-- Do this --
Repeat the listing word for word. No pictures belong in the copy.

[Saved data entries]

_____

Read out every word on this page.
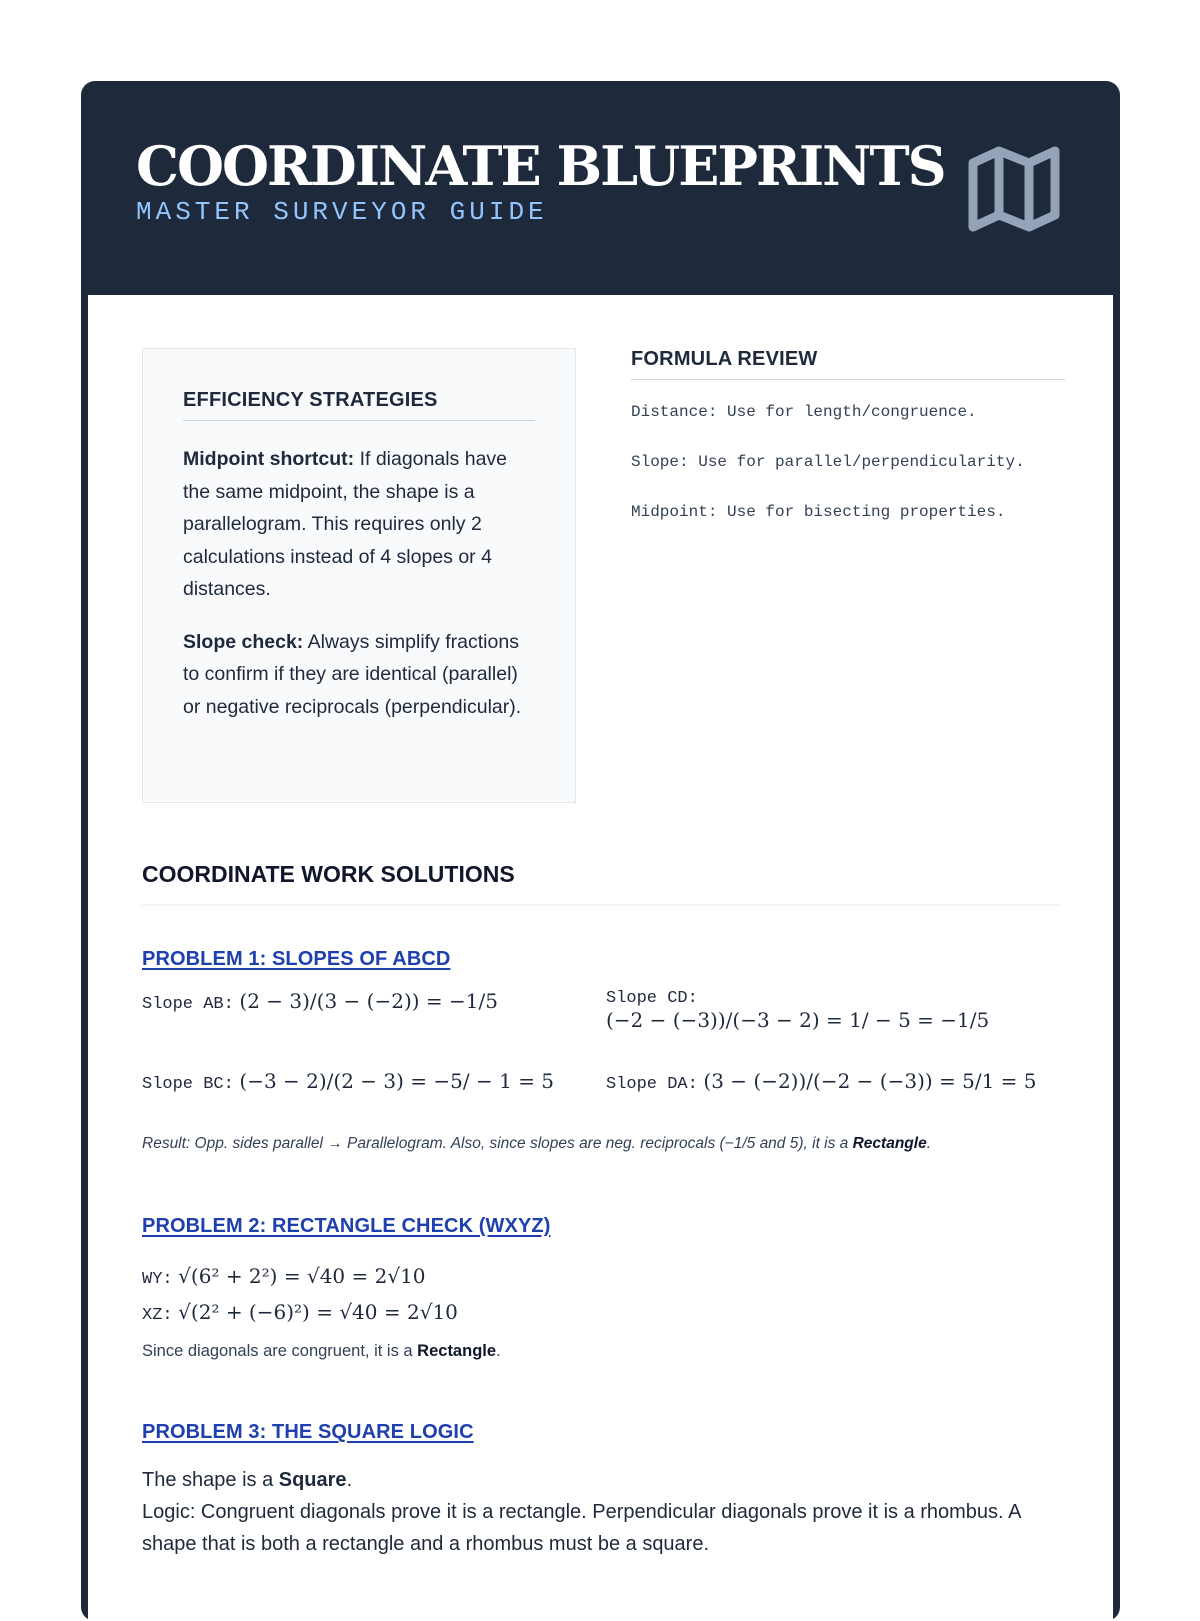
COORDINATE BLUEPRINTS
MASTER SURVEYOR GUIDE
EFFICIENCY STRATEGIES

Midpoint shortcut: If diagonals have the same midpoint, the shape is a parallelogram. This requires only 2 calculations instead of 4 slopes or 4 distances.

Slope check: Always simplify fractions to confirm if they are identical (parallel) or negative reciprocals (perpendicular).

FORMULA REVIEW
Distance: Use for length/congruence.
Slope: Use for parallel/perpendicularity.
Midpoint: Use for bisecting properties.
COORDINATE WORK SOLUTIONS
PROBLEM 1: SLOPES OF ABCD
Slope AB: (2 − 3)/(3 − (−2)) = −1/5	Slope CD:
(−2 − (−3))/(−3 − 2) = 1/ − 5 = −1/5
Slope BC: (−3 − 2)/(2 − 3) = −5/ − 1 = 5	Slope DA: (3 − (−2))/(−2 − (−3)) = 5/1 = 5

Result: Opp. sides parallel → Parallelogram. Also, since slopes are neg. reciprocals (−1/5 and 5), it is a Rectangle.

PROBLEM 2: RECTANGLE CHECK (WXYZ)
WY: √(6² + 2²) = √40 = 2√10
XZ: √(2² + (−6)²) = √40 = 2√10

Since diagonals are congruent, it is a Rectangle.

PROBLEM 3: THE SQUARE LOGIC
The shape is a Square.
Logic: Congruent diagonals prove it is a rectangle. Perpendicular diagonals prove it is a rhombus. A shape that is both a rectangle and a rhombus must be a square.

_____

-- Exercise solution --
Read out every word on this page.
COORDINATE BLUEPRINTS
MASTER SURVEYOR GUIDE
EFFICIENCY STRATEGIES

Midpoint shortcut: If diagonals have the same midpoint, the shape is a parallelogram. This requires only 2 calculations instead of 4 slopes or 4 distances.

Slope check: Always simplify fractions to confirm if they are identical (parallel) or negative reciprocals (perpendicular).

FORMULA REVIEW
Distance: Use for length/congruence.
Slope: Use for parallel/perpendicularity.
Midpoint: Use for bisecting properties.
COORDINATE WORK SOLUTIONS
PROBLEM 1: SLOPES OF ABCD
Slope AB: (2 − 3)/(3 − (−2)) = −1/5	Slope CD:
(−2 − (−3))/(−3 − 2) = 1/ − 5 = −1/5
Slope BC: (−3 − 2)/(2 − 3) = −5/ − 1 = 5	Slope DA: (3 − (−2))/(−2 − (−3)) = 5/1 = 5

Result: Opp. sides parallel → Parallelogram. Also, since slopes are neg. reciprocals (−1/5 and 5), it is a Rectangle.

PROBLEM 2: RECTANGLE CHECK (WXYZ)
WY: √(6² + 2²) = √40 = 2√10
XZ: √(2² + (−6)²) = √40 = 2√10

Since diagonals are congruent, it is a Rectangle.

PROBLEM 3: THE SQUARE LOGIC
The shape is a Square.
Logic: Congruent diagonals prove it is a rectangle. Perpendicular diagonals prove it is a rhombus. A shape that is both a rectangle and a rhombus must be a square.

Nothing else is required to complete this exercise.